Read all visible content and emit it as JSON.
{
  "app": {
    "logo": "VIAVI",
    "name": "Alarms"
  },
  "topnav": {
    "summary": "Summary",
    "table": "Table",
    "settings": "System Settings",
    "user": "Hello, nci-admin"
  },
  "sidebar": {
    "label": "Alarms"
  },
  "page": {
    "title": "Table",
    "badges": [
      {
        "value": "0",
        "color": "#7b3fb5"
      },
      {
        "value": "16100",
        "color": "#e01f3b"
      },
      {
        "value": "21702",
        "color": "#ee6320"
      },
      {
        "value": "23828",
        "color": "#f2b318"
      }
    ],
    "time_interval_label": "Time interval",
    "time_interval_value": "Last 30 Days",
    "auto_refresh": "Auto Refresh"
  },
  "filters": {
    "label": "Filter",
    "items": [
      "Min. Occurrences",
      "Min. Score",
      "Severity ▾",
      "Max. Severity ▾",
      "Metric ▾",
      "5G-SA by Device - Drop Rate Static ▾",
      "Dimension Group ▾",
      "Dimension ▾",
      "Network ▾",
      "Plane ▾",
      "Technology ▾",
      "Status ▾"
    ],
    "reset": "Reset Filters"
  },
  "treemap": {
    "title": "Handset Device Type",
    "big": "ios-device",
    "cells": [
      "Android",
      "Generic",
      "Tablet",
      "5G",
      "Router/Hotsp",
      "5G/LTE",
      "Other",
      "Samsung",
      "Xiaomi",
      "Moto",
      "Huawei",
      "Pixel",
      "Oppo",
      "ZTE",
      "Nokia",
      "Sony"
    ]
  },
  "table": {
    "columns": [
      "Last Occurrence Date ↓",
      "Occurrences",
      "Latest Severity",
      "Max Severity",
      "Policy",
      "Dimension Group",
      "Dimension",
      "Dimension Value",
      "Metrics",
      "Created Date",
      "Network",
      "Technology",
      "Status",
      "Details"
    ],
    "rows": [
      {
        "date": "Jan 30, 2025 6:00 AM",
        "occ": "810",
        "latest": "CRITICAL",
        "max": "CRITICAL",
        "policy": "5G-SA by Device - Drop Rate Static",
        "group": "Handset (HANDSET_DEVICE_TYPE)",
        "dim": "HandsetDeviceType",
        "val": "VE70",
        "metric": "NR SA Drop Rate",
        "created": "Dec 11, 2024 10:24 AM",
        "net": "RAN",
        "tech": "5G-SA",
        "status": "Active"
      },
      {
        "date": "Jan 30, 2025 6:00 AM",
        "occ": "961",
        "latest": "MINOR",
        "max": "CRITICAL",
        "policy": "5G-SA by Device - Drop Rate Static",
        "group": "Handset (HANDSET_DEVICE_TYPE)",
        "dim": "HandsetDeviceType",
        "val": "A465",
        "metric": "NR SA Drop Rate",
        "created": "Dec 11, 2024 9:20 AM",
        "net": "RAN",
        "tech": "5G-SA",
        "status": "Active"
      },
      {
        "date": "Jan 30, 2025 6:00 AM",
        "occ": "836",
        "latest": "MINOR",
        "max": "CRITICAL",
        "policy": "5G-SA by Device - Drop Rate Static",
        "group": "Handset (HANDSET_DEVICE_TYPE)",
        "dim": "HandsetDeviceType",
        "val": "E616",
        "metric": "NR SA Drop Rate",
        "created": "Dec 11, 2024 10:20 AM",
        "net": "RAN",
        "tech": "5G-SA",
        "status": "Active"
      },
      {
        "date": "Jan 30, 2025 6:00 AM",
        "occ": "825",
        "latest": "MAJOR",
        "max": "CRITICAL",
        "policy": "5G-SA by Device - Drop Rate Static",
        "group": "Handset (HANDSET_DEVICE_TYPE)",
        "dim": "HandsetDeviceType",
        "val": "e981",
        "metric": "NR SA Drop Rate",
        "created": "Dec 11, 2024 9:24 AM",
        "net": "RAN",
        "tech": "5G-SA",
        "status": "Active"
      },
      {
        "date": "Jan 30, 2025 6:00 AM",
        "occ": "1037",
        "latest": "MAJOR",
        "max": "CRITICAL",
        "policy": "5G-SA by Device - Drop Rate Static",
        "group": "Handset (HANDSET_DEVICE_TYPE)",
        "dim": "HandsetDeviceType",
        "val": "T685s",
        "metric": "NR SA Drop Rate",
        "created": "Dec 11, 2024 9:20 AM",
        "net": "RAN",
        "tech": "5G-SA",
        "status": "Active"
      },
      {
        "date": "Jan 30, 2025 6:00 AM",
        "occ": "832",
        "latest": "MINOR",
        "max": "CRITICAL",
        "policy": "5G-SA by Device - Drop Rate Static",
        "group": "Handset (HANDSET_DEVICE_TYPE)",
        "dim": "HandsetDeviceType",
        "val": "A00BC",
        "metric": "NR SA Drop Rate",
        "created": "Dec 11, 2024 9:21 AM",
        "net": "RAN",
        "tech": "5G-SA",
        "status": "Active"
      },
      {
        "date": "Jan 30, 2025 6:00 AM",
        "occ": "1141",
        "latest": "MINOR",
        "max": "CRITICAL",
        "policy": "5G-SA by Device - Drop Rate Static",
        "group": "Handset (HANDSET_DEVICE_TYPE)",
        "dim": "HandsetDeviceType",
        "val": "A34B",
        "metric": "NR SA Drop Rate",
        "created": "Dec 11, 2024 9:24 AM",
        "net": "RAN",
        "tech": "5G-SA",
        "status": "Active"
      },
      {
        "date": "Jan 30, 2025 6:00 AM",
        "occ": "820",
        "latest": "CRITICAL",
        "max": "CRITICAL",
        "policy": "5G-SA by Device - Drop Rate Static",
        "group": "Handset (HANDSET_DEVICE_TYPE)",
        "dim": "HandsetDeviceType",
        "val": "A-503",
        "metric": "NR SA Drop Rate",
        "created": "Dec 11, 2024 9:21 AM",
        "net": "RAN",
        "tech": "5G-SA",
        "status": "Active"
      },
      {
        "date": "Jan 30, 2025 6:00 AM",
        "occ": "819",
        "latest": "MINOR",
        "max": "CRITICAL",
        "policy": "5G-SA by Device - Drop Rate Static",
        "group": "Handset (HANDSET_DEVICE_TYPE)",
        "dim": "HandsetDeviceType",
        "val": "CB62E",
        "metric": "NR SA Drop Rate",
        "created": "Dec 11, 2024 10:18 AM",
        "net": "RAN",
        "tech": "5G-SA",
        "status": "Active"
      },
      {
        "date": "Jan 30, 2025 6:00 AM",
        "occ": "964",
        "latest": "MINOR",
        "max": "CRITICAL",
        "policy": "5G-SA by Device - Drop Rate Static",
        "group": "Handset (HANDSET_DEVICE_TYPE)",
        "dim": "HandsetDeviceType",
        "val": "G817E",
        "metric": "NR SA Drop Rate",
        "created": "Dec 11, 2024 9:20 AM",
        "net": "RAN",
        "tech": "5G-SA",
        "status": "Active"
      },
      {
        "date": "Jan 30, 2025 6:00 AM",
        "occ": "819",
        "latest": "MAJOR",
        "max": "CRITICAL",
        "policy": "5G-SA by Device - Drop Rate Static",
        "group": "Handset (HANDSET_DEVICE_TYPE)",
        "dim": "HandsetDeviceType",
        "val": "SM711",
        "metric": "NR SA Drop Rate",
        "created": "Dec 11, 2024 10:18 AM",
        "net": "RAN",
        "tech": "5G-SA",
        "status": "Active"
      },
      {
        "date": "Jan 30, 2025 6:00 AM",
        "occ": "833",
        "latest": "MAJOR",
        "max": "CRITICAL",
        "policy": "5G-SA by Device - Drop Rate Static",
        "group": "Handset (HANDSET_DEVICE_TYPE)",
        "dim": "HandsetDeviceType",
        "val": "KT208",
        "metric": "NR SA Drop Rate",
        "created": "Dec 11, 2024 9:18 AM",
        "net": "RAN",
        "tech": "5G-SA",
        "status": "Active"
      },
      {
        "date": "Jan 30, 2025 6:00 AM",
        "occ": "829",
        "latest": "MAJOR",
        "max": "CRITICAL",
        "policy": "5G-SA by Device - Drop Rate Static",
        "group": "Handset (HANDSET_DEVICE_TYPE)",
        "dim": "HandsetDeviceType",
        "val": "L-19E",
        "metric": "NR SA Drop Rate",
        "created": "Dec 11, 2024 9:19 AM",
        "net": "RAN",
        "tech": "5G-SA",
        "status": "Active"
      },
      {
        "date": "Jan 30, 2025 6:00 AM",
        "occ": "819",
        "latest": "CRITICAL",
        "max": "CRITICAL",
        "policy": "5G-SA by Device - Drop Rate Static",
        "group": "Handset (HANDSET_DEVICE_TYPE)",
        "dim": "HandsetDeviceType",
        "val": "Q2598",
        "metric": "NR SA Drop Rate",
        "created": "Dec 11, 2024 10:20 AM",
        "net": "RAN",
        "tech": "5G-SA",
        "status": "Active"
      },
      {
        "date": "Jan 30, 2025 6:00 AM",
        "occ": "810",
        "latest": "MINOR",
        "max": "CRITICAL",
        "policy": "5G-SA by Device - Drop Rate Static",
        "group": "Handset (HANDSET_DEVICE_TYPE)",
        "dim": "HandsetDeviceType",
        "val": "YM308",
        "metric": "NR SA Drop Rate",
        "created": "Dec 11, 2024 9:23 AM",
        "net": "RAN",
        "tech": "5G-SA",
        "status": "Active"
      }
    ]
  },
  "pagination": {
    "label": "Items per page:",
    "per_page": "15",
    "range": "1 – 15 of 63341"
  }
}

□ □ □ □ □ □ □

# [PROBLEM DETAILS]
Using the listing above, show every line that includes the string "title".

# [WRITTEN ANSWER]
    "title": "Table",
    "title": "Handset Device Type",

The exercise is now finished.